GOAL: Every entry below must appear again, exactly as written.

Records about charts and figures:
=======

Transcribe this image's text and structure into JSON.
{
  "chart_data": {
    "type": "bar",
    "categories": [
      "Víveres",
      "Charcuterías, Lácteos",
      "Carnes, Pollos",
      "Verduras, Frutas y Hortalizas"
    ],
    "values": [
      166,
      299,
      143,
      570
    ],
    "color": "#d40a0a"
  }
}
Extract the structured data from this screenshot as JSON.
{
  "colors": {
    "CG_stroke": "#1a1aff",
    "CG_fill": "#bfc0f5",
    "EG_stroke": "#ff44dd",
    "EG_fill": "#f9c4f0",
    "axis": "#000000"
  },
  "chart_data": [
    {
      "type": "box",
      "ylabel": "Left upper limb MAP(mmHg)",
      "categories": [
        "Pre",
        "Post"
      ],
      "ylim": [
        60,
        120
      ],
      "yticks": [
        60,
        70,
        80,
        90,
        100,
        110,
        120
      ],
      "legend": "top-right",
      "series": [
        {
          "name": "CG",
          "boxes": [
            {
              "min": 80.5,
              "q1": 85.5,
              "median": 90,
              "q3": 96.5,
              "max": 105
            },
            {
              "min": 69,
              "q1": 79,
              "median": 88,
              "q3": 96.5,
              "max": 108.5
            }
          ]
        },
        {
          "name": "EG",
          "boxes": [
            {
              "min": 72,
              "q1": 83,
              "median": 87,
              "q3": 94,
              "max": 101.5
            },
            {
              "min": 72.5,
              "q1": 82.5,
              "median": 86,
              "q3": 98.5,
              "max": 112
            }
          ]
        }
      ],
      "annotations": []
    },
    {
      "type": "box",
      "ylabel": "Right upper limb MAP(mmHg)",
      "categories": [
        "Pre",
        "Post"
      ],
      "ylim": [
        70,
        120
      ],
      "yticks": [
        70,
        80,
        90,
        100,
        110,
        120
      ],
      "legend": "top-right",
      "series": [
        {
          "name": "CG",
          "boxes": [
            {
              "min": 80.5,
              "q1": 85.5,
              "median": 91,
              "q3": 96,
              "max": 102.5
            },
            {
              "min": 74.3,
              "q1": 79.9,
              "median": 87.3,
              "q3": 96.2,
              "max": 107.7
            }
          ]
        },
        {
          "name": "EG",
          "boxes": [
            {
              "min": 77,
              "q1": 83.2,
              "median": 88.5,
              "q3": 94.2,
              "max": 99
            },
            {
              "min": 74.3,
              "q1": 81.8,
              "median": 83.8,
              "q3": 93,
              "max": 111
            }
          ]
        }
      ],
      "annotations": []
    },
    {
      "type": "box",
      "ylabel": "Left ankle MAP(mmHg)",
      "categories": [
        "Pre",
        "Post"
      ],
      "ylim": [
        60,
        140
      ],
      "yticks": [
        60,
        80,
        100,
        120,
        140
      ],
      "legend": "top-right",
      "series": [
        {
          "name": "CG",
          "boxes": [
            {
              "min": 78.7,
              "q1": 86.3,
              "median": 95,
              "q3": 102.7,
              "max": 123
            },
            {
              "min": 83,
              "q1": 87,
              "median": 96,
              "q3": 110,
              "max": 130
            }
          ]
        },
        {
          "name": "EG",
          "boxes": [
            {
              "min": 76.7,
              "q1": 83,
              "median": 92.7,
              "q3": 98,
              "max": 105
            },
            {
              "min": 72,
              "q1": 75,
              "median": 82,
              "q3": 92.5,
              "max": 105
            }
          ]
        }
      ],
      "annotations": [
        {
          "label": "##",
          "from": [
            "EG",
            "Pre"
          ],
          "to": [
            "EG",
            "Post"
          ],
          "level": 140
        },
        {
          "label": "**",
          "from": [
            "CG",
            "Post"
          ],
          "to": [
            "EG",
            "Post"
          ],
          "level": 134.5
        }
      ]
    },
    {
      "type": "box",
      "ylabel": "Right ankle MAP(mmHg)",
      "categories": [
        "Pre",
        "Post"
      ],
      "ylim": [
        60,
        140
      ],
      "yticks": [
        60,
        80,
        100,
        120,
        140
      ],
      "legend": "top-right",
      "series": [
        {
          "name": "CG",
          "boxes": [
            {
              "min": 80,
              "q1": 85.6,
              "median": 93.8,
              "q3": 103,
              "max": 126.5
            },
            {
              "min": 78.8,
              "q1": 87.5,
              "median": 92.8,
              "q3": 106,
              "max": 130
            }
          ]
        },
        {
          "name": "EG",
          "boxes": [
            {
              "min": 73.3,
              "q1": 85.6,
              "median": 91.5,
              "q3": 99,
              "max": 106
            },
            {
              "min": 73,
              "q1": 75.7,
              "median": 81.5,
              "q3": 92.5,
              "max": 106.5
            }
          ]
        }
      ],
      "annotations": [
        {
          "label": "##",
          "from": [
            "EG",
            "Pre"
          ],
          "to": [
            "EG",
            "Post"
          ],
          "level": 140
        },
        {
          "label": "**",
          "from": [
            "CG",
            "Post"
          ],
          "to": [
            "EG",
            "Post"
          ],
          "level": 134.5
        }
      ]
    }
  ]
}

=======

EXERCISE ANSWER:
Transcribe this image's text and structure into JSON.
{
  "chart_data": {
    "type": "bar",
    "categories": [
      "Víveres",
      "Charcuterías, Lácteos",
      "Carnes, Pollos",
      "Verduras, Frutas y Hortalizas"
    ],
    "values": [
      166,
      299,
      143,
      570
    ],
    "color": "#d40a0a"
  }
}
Extract the structured data from this screenshot as JSON.
{
  "colors": {
    "CG_stroke": "#1a1aff",
    "CG_fill": "#bfc0f5",
    "EG_stroke": "#ff44dd",
    "EG_fill": "#f9c4f0",
    "axis": "#000000"
  },
  "chart_data": [
    {
      "type": "box",
      "ylabel": "Left upper limb MAP(mmHg)",
      "categories": [
        "Pre",
        "Post"
      ],
      "ylim": [
        60,
        120
      ],
      "yticks": [
        60,
        70,
        80,
        90,
        100,
        110,
        120
      ],
      "legend": "top-right",
      "series": [
        {
          "name": "CG",
          "boxes": [
            {
              "min": 80.5,
              "q1": 85.5,
              "median": 90,
              "q3": 96.5,
              "max": 105
            },
            {
              "min": 69,
              "q1": 79,
              "median": 88,
              "q3": 96.5,
              "max": 108.5
            }
          ]
        },
        {
          "name": "EG",
          "boxes": [
            {
              "min": 72,
              "q1": 83,
              "median": 87,
              "q3": 94,
              "max": 101.5
            },
            {
              "min": 72.5,
              "q1": 82.5,
              "median": 86,
              "q3": 98.5,
              "max": 112
            }
          ]
        }
      ],
      "annotations": []
    },
    {
      "type": "box",
      "ylabel": "Right upper limb MAP(mmHg)",
      "categories": [
        "Pre",
        "Post"
      ],
      "ylim": [
        70,
        120
      ],
      "yticks": [
        70,
        80,
        90,
        100,
        110,
        120
      ],
      "legend": "top-right",
      "series": [
        {
          "name": "CG",
          "boxes": [
            {
              "min": 80.5,
              "q1": 85.5,
              "median": 91,
              "q3": 96,
              "max": 102.5
            },
            {
              "min": 74.3,
              "q1": 79.9,
              "median": 87.3,
              "q3": 96.2,
              "max": 107.7
            }
          ]
        },
        {
          "name": "EG",
          "boxes": [
            {
              "min": 77,
              "q1": 83.2,
              "median": 88.5,
              "q3": 94.2,
              "max": 99
            },
            {
              "min": 74.3,
              "q1": 81.8,
              "median": 83.8,
              "q3": 93,
              "max": 111
            }
          ]
        }
      ],
      "annotations": []
    },
    {
      "type": "box",
      "ylabel": "Left ankle MAP(mmHg)",
      "categories": [
        "Pre",
        "Post"
      ],
      "ylim": [
        60,
        140
      ],
      "yticks": [
        60,
        80,
        100,
        120,
        140
      ],
      "legend": "top-right",
      "series": [
        {
          "name": "CG",
          "boxes": [
            {
              "min": 78.7,
              "q1": 86.3,
              "median": 95,
              "q3": 102.7,
              "max": 123
            },
            {
              "min": 83,
              "q1": 87,
              "median": 96,
              "q3": 110,
              "max": 130
            }
          ]
        },
        {
          "name": "EG",
          "boxes": [
            {
              "min": 76.7,
              "q1": 83,
              "median": 92.7,
              "q3": 98,
              "max": 105
            },
            {
              "min": 72,
              "q1": 75,
              "median": 82,
              "q3": 92.5,
              "max": 105
            }
          ]
        }
      ],
      "annotations": [
        {
          "label": "##",
          "from": [
            "EG",
            "Pre"
          ],
          "to": [
            "EG",
            "Post"
          ],
          "level": 140
        },
        {
          "label": "**",
          "from": [
            "CG",
            "Post"
          ],
          "to": [
            "EG",
            "Post"
          ],
          "level": 134.5
        }
      ]
    },
    {
      "type": "box",
      "ylabel": "Right ankle MAP(mmHg)",
      "categories": [
        "Pre",
        "Post"
      ],
      "ylim": [
        60,
        140
      ],
      "yticks": [
        60,
        80,
        100,
        120,
        140
      ],
      "legend": "top-right",
      "series": [
        {
          "name": "CG",
          "boxes": [
            {
              "min": 80,
              "q1": 85.6,
              "median": 93.8,
              "q3": 103,
              "max": 126.5
            },
            {
              "min": 78.8,
              "q1": 87.5,
              "median": 92.8,
              "q3": 106,
              "max": 130
            }
          ]
        },
        {
          "name": "EG",
          "boxes": [
            {
              "min": 73.3,
              "q1": 85.6,
              "median": 91.5,
              "q3": 99,
              "max": 106
            },
            {
              "min": 73,
              "q1": 75.7,
              "median": 81.5,
              "q3": 92.5,
              "max": 106.5
            }
          ]
        }
      ],
      "annotations": [
        {
          "label": "##",
          "from": [
            "EG",
            "Pre"
          ],
          "to": [
            "EG",
            "Post"
          ],
          "level": 140
        },
        {
          "label": "**",
          "from": [
            "CG",
            "Post"
          ],
          "to": [
            "EG",
            "Post"
          ],
          "level": 134.5
        }
      ]
    }
  ]
}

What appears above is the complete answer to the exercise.